* **Dataset records**
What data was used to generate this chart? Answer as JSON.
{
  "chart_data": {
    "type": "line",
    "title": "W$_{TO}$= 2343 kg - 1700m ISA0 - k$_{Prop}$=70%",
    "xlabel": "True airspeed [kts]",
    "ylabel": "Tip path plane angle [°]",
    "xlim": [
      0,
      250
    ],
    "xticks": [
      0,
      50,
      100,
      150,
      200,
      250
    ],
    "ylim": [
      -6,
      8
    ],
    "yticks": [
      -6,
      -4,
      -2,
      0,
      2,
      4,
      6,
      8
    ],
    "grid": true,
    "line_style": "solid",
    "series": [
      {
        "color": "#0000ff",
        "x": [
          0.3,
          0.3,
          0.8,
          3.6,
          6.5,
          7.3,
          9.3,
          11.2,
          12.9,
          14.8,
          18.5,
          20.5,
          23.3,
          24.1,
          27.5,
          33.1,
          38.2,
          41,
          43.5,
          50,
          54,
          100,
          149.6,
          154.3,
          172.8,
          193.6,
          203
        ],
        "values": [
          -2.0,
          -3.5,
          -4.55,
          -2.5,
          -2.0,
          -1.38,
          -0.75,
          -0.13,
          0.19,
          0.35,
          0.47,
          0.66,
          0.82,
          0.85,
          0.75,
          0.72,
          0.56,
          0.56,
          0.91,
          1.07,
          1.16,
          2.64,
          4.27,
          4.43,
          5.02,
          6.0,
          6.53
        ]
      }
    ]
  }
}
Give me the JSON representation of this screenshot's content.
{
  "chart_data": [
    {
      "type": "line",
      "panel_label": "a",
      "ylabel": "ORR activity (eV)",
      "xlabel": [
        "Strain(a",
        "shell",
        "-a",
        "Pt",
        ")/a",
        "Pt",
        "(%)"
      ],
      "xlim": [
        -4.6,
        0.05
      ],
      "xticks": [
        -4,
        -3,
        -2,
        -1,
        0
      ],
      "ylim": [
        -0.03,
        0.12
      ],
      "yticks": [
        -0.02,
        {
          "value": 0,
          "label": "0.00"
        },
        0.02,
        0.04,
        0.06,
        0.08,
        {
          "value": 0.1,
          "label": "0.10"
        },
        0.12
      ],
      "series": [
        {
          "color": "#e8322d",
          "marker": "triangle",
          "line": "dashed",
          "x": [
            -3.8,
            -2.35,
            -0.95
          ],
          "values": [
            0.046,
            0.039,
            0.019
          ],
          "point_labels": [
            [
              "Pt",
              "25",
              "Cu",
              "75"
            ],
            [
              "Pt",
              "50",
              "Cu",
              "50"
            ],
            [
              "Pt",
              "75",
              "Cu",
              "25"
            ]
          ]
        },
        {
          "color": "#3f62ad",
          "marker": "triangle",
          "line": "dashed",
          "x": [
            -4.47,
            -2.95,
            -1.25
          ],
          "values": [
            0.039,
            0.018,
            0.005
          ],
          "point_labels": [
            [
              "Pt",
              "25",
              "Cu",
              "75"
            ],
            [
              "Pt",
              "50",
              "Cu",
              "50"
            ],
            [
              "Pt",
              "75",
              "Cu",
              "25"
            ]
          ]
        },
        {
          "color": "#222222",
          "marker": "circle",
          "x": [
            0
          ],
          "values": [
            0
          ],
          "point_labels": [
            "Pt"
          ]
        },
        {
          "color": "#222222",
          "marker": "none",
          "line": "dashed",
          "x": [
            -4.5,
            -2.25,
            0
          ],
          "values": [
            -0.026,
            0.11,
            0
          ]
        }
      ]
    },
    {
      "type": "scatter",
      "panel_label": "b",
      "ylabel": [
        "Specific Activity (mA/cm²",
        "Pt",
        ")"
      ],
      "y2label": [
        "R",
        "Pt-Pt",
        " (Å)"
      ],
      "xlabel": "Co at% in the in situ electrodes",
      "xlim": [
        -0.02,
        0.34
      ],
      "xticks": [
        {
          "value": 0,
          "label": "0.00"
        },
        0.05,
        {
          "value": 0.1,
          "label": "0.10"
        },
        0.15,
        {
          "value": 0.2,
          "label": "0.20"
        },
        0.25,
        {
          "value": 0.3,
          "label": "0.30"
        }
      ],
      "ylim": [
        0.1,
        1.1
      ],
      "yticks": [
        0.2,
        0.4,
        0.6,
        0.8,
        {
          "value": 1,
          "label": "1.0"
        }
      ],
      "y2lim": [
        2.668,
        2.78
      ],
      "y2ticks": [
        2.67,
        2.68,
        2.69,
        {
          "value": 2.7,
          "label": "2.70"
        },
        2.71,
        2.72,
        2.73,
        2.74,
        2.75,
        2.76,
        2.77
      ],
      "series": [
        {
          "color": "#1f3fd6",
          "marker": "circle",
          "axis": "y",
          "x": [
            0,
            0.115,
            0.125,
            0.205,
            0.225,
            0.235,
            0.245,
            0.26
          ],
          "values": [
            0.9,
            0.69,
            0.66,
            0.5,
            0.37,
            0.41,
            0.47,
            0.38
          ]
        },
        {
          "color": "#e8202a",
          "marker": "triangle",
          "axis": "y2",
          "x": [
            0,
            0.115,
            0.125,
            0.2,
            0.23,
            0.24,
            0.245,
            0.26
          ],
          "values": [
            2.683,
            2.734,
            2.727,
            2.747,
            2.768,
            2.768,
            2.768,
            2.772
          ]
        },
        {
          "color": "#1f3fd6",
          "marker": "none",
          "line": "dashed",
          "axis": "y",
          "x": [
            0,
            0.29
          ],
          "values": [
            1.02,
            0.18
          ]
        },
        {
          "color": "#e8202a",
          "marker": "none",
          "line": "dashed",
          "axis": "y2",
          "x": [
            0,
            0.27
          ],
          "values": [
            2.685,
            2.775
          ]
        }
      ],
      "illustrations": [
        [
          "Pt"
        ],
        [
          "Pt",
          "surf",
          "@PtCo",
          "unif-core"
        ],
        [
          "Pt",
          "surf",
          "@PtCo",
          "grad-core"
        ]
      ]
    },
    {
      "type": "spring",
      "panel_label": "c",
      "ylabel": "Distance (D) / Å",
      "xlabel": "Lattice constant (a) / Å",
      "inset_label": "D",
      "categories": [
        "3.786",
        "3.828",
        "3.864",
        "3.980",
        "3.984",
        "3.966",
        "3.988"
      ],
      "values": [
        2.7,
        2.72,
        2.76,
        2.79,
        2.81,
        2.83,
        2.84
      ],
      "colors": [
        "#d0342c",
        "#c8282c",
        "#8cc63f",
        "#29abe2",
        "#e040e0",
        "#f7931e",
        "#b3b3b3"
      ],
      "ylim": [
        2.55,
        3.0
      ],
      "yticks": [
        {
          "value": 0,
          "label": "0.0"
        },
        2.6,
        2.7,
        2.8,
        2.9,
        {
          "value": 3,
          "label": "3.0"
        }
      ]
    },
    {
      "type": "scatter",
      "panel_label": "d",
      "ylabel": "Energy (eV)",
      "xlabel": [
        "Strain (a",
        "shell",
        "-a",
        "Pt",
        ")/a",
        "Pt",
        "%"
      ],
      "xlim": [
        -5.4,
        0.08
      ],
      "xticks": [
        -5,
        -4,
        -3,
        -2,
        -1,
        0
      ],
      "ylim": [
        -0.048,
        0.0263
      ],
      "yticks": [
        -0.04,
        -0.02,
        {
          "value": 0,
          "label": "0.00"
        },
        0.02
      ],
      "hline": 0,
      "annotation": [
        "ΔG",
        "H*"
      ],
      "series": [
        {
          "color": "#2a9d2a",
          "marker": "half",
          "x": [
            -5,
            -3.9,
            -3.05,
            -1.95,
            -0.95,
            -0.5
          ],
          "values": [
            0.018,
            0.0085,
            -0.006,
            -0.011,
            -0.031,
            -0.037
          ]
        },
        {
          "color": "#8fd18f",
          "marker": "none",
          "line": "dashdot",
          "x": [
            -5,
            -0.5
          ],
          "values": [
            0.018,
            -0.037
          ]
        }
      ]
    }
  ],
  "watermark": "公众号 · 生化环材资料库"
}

* **Task**
Gather each line that holds "JSON".

* **Solution for this task**
What data was used to generate this chart? Answer as JSON.
Give me the JSON representation of this screenshot's content.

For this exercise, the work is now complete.